** start of INFORMATION GIVEN **

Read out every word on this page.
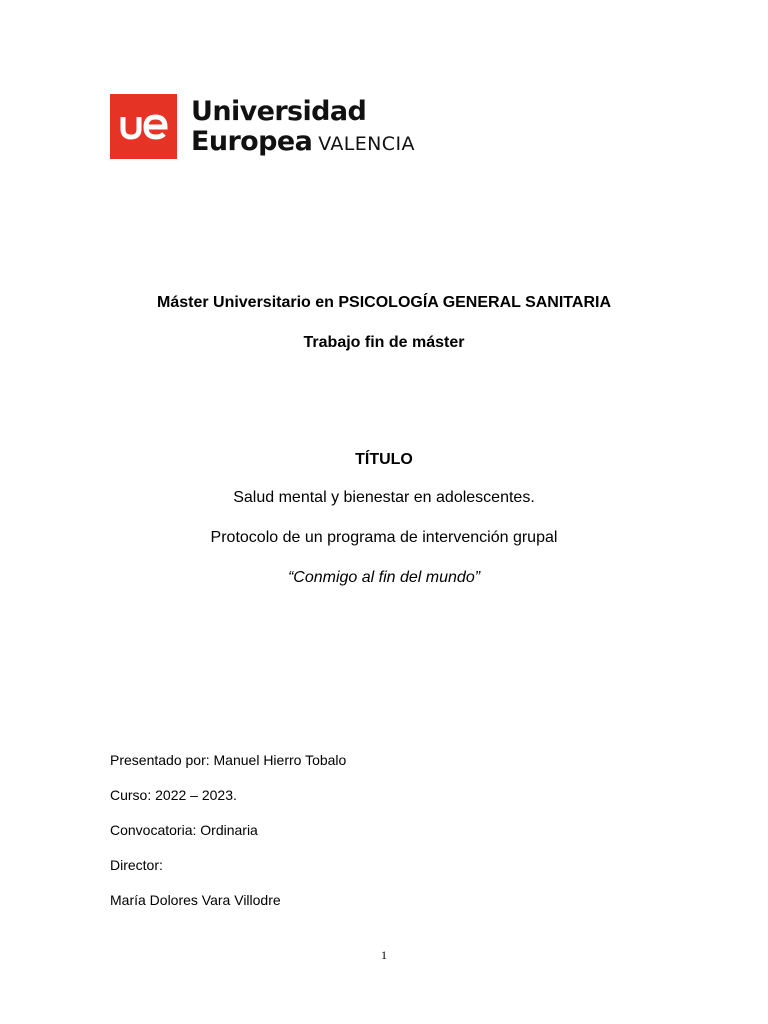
Universidad
Europea VALENCIA
Máster Universitario en PSICOLOGÍA GENERAL SANITARIA
Trabajo fin de máster
TÍTULO
Salud mental y bienestar en adolescentes.
Protocolo de un programa de intervención grupal
“Conmigo al fin del mundo”
Presentado por: Manuel Hierro Tobalo
Curso: 2022 – 2023.
Convocatoria: Ordinaria
Director:
María Dolores Vara Villodre
1
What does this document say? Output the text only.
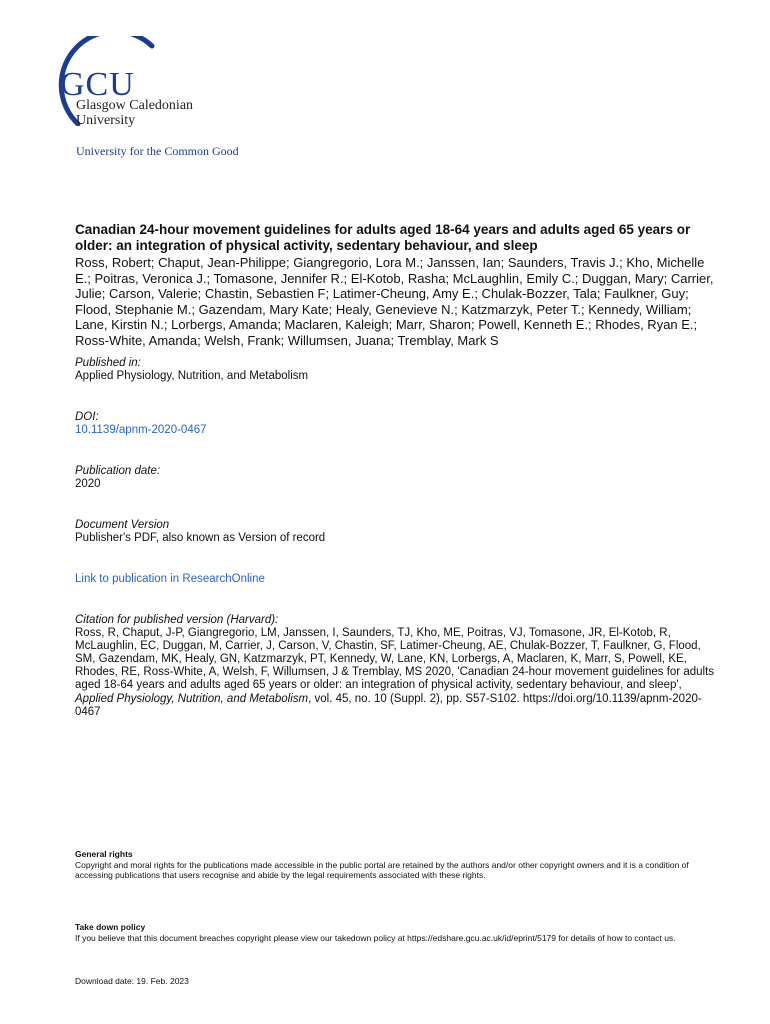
GCU
Glasgow Caledonian
University
University for the Common Good
Canadian 24-hour movement guidelines for adults aged 18-64 years and adults aged 65 years or older: an integration of physical activity, sedentary behaviour, and sleep
Ross, Robert; Chaput, Jean-Philippe; Giangregorio, Lora M.; Janssen, Ian; Saunders, Travis J.; Kho, Michelle E.; Poitras, Veronica J.; Tomasone, Jennifer R.; El-Kotob, Rasha; McLaughlin, Emily C.; Duggan, Mary; Carrier, Julie; Carson, Valerie; Chastin, Sebastien F; Latimer-Cheung, Amy E.; Chulak-Bozzer, Tala; Faulkner, Guy; Flood, Stephanie M.; Gazendam, Mary Kate; Healy, Genevieve N.; Katzmarzyk, Peter T.; Kennedy, William; Lane, Kirstin N.; Lorbergs, Amanda; Maclaren, Kaleigh; Marr, Sharon; Powell, Kenneth E.; Rhodes, Ryan E.; Ross-White, Amanda; Welsh, Frank; Willumsen, Juana; Tremblay, Mark S
Published in:
Applied Physiology, Nutrition, and Metabolism
DOI:
10.1139/apnm-2020-0467
Publication date:
2020
Document Version
Publisher's PDF, also known as Version of record
Link to publication in ResearchOnline
Citation for published version (Harvard):
Ross, R, Chaput, J-P, Giangregorio, LM, Janssen, I, Saunders, TJ, Kho, ME, Poitras, VJ, Tomasone, JR, El-Kotob, R, McLaughlin, EC, Duggan, M, Carrier, J, Carson, V, Chastin, SF, Latimer-Cheung, AE, Chulak-Bozzer, T, Faulkner, G, Flood, SM, Gazendam, MK, Healy, GN, Katzmarzyk, PT, Kennedy, W, Lane, KN, Lorbergs, A, Maclaren, K, Marr, S, Powell, KE, Rhodes, RE, Ross-White, A, Welsh, F, Willumsen, J & Tremblay, MS 2020, 'Canadian 24-hour movement guidelines for adults aged 18-64 years and adults aged 65 years or older: an integration of physical activity, sedentary behaviour, and sleep', Applied Physiology, Nutrition, and Metabolism, vol. 45, no. 10 (Suppl. 2), pp. S57-S102. https://doi.org/10.1139/apnm-2020-0467
General rights
Copyright and moral rights for the publications made accessible in the public portal are retained by the authors and/or other copyright owners and it is a condition of accessing publications that users recognise and abide by the legal requirements associated with these rights.
Take down policy
If you believe that this document breaches copyright please view our takedown policy at https://edshare.gcu.ac.uk/id/eprint/5179 for details of how to contact us.
Download date: 19. Feb. 2023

** end of INFORMATION GIVEN **

Reproduce the material above in full, exactly, with no images.

Read out every word on this page.
Universidad
Europea VALENCIA
Máster Universitario en PSICOLOGÍA GENERAL SANITARIA
Trabajo fin de máster
TÍTULO
Salud mental y bienestar en adolescentes.
Protocolo de un programa de intervención grupal
“Conmigo al fin del mundo”
Presentado por: Manuel Hierro Tobalo
Curso: 2022 – 2023.
Convocatoria: Ordinaria
Director:
María Dolores Vara Villodre
1
What does this document say? Output the text only.
GCU
Glasgow Caledonian
University
University for the Common Good
Canadian 24-hour movement guidelines for adults aged 18-64 years and adults aged 65 years or older: an integration of physical activity, sedentary behaviour, and sleep
Ross, Robert; Chaput, Jean-Philippe; Giangregorio, Lora M.; Janssen, Ian; Saunders, Travis J.; Kho, Michelle E.; Poitras, Veronica J.; Tomasone, Jennifer R.; El-Kotob, Rasha; McLaughlin, Emily C.; Duggan, Mary; Carrier, Julie; Carson, Valerie; Chastin, Sebastien F; Latimer-Cheung, Amy E.; Chulak-Bozzer, Tala; Faulkner, Guy; Flood, Stephanie M.; Gazendam, Mary Kate; Healy, Genevieve N.; Katzmarzyk, Peter T.; Kennedy, William; Lane, Kirstin N.; Lorbergs, Amanda; Maclaren, Kaleigh; Marr, Sharon; Powell, Kenneth E.; Rhodes, Ryan E.; Ross-White, Amanda; Welsh, Frank; Willumsen, Juana; Tremblay, Mark S
Published in:
Applied Physiology, Nutrition, and Metabolism
DOI:
10.1139/apnm-2020-0467
Publication date:
2020
Document Version
Publisher's PDF, also known as Version of record
Link to publication in ResearchOnline
Citation for published version (Harvard):
Ross, R, Chaput, J-P, Giangregorio, LM, Janssen, I, Saunders, TJ, Kho, ME, Poitras, VJ, Tomasone, JR, El-Kotob, R, McLaughlin, EC, Duggan, M, Carrier, J, Carson, V, Chastin, SF, Latimer-Cheung, AE, Chulak-Bozzer, T, Faulkner, G, Flood, SM, Gazendam, MK, Healy, GN, Katzmarzyk, PT, Kennedy, W, Lane, KN, Lorbergs, A, Maclaren, K, Marr, S, Powell, KE, Rhodes, RE, Ross-White, A, Welsh, F, Willumsen, J & Tremblay, MS 2020, 'Canadian 24-hour movement guidelines for adults aged 18-64 years and adults aged 65 years or older: an integration of physical activity, sedentary behaviour, and sleep', Applied Physiology, Nutrition, and Metabolism, vol. 45, no. 10 (Suppl. 2), pp. S57-S102. https://doi.org/10.1139/apnm-2020-0467
General rights
Copyright and moral rights for the publications made accessible in the public portal are retained by the authors and/or other copyright owners and it is a condition of accessing publications that users recognise and abide by the legal requirements associated with these rights.
Take down policy
If you believe that this document breaches copyright please view our takedown policy at https://edshare.gcu.ac.uk/id/eprint/5179 for details of how to contact us.
Download date: 19. Feb. 2023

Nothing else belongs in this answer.